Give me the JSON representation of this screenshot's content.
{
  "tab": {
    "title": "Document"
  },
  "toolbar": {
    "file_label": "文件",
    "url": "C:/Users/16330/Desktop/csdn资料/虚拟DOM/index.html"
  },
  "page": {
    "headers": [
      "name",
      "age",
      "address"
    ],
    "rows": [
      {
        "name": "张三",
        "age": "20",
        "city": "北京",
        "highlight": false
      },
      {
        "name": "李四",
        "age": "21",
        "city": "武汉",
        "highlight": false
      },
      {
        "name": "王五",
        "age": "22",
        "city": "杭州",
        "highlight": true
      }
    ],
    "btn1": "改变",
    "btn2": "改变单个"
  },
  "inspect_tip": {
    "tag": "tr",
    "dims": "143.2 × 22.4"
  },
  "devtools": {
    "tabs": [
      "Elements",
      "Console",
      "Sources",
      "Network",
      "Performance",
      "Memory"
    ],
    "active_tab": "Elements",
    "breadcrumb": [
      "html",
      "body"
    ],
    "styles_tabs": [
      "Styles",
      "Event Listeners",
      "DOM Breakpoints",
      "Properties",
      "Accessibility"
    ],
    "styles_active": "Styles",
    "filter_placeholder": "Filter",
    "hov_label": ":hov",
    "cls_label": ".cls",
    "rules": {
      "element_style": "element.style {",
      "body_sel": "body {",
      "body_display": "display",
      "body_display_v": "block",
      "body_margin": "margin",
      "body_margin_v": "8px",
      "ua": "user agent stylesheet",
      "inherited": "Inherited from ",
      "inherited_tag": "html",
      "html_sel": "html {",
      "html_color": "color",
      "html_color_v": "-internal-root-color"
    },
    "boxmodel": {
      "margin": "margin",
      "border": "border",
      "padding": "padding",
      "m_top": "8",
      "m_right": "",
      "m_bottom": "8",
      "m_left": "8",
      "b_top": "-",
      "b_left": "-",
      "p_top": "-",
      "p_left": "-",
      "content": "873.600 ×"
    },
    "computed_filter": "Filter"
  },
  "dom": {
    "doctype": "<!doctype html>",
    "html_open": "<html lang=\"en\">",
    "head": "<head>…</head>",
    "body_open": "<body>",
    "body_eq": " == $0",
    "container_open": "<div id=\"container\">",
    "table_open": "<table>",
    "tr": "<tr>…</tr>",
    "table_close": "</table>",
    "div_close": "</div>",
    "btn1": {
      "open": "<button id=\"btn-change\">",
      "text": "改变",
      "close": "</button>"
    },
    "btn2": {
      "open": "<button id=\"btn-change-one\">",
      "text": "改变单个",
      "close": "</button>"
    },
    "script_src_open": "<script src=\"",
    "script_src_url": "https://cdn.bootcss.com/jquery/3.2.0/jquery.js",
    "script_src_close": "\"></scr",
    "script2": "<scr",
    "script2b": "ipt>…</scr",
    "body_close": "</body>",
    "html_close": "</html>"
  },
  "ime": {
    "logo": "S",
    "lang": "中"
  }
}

-----

= Given exercise =
Retype the records in full. Keep every line identical to the original.

= Expected answer =
Give me the JSON representation of this screenshot's content.
{
  "tab": {
    "title": "Document"
  },
  "toolbar": {
    "file_label": "文件",
    "url": "C:/Users/16330/Desktop/csdn资料/虚拟DOM/index.html"
  },
  "page": {
    "headers": [
      "name",
      "age",
      "address"
    ],
    "rows": [
      {
        "name": "张三",
        "age": "20",
        "city": "北京",
        "highlight": false
      },
      {
        "name": "李四",
        "age": "21",
        "city": "武汉",
        "highlight": false
      },
      {
        "name": "王五",
        "age": "22",
        "city": "杭州",
        "highlight": true
      }
    ],
    "btn1": "改变",
    "btn2": "改变单个"
  },
  "inspect_tip": {
    "tag": "tr",
    "dims": "143.2 × 22.4"
  },
  "devtools": {
    "tabs": [
      "Elements",
      "Console",
      "Sources",
      "Network",
      "Performance",
      "Memory"
    ],
    "active_tab": "Elements",
    "breadcrumb": [
      "html",
      "body"
    ],
    "styles_tabs": [
      "Styles",
      "Event Listeners",
      "DOM Breakpoints",
      "Properties",
      "Accessibility"
    ],
    "styles_active": "Styles",
    "filter_placeholder": "Filter",
    "hov_label": ":hov",
    "cls_label": ".cls",
    "rules": {
      "element_style": "element.style {",
      "body_sel": "body {",
      "body_display": "display",
      "body_display_v": "block",
      "body_margin": "margin",
      "body_margin_v": "8px",
      "ua": "user agent stylesheet",
      "inherited": "Inherited from ",
      "inherited_tag": "html",
      "html_sel": "html {",
      "html_color": "color",
      "html_color_v": "-internal-root-color"
    },
    "boxmodel": {
      "margin": "margin",
      "border": "border",
      "padding": "padding",
      "m_top": "8",
      "m_right": "",
      "m_bottom": "8",
      "m_left": "8",
      "b_top": "-",
      "b_left": "-",
      "p_top": "-",
      "p_left": "-",
      "content": "873.600 ×"
    },
    "computed_filter": "Filter"
  },
  "dom": {
    "doctype": "<!doctype html>",
    "html_open": "<html lang=\"en\">",
    "head": "<head>…</head>",
    "body_open": "<body>",
    "body_eq": " == $0",
    "container_open": "<div id=\"container\">",
    "table_open": "<table>",
    "tr": "<tr>…</tr>",
    "table_close": "</table>",
    "div_close": "</div>",
    "btn1": {
      "open": "<button id=\"btn-change\">",
      "text": "改变",
      "close": "</button>"
    },
    "btn2": {
      "open": "<button id=\"btn-change-one\">",
      "text": "改变单个",
      "close": "</button>"
    },
    "script_src_open": "<script src=\"",
    "script_src_url": "https://cdn.bootcss.com/jquery/3.2.0/jquery.js",
    "script_src_close": "\"></scr",
    "script2": "<scr",
    "script2b": "ipt>…</scr",
    "body_close": "</body>",
    "html_close": "</html>"
  },
  "ime": {
    "logo": "S",
    "lang": "中"
  }
}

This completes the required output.